--- BEGIN ---

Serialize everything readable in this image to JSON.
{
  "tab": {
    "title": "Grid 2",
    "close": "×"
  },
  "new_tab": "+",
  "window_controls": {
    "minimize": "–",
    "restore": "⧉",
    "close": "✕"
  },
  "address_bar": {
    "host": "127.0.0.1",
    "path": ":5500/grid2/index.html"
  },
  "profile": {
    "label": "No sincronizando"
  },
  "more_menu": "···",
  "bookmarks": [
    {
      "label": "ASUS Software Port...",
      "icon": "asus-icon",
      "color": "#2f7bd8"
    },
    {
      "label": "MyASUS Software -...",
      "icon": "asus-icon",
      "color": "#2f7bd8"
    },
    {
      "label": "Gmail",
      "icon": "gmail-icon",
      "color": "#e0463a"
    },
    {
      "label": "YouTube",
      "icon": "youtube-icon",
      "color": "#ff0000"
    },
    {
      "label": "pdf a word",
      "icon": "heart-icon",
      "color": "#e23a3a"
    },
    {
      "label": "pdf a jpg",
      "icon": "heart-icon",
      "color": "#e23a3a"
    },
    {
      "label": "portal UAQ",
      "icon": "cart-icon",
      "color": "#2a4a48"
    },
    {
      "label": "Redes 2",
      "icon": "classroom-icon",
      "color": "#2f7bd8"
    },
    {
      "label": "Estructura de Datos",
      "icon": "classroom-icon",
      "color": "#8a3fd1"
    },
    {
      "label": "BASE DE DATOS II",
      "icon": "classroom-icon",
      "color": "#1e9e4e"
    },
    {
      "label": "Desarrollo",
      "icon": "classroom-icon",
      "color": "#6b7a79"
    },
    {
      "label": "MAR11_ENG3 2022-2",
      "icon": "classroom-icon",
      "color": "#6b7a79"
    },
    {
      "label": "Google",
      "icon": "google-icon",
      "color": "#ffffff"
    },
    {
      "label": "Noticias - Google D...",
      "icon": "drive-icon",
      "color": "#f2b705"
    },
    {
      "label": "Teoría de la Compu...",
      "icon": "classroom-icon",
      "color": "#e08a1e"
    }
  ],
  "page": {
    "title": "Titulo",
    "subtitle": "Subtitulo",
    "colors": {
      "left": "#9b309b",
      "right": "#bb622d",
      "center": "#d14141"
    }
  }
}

--- END ---

Short task:
Reproduce each entry word for word.

Exercise output:
Serialize everything readable in this image to JSON.
{
  "tab": {
    "title": "Grid 2",
    "close": "×"
  },
  "new_tab": "+",
  "window_controls": {
    "minimize": "–",
    "restore": "⧉",
    "close": "✕"
  },
  "address_bar": {
    "host": "127.0.0.1",
    "path": ":5500/grid2/index.html"
  },
  "profile": {
    "label": "No sincronizando"
  },
  "more_menu": "···",
  "bookmarks": [
    {
      "label": "ASUS Software Port...",
      "icon": "asus-icon",
      "color": "#2f7bd8"
    },
    {
      "label": "MyASUS Software -...",
      "icon": "asus-icon",
      "color": "#2f7bd8"
    },
    {
      "label": "Gmail",
      "icon": "gmail-icon",
      "color": "#e0463a"
    },
    {
      "label": "YouTube",
      "icon": "youtube-icon",
      "color": "#ff0000"
    },
    {
      "label": "pdf a word",
      "icon": "heart-icon",
      "color": "#e23a3a"
    },
    {
      "label": "pdf a jpg",
      "icon": "heart-icon",
      "color": "#e23a3a"
    },
    {
      "label": "portal UAQ",
      "icon": "cart-icon",
      "color": "#2a4a48"
    },
    {
      "label": "Redes 2",
      "icon": "classroom-icon",
      "color": "#2f7bd8"
    },
    {
      "label": "Estructura de Datos",
      "icon": "classroom-icon",
      "color": "#8a3fd1"
    },
    {
      "label": "BASE DE DATOS II",
      "icon": "classroom-icon",
      "color": "#1e9e4e"
    },
    {
      "label": "Desarrollo",
      "icon": "classroom-icon",
      "color": "#6b7a79"
    },
    {
      "label": "MAR11_ENG3 2022-2",
      "icon": "classroom-icon",
      "color": "#6b7a79"
    },
    {
      "label": "Google",
      "icon": "google-icon",
      "color": "#ffffff"
    },
    {
      "label": "Noticias - Google D...",
      "icon": "drive-icon",
      "color": "#f2b705"
    },
    {
      "label": "Teoría de la Compu...",
      "icon": "classroom-icon",
      "color": "#e08a1e"
    }
  ],
  "page": {
    "title": "Titulo",
    "subtitle": "Subtitulo",
    "colors": {
      "left": "#9b309b",
      "right": "#bb622d",
      "center": "#d14141"
    }
  }
}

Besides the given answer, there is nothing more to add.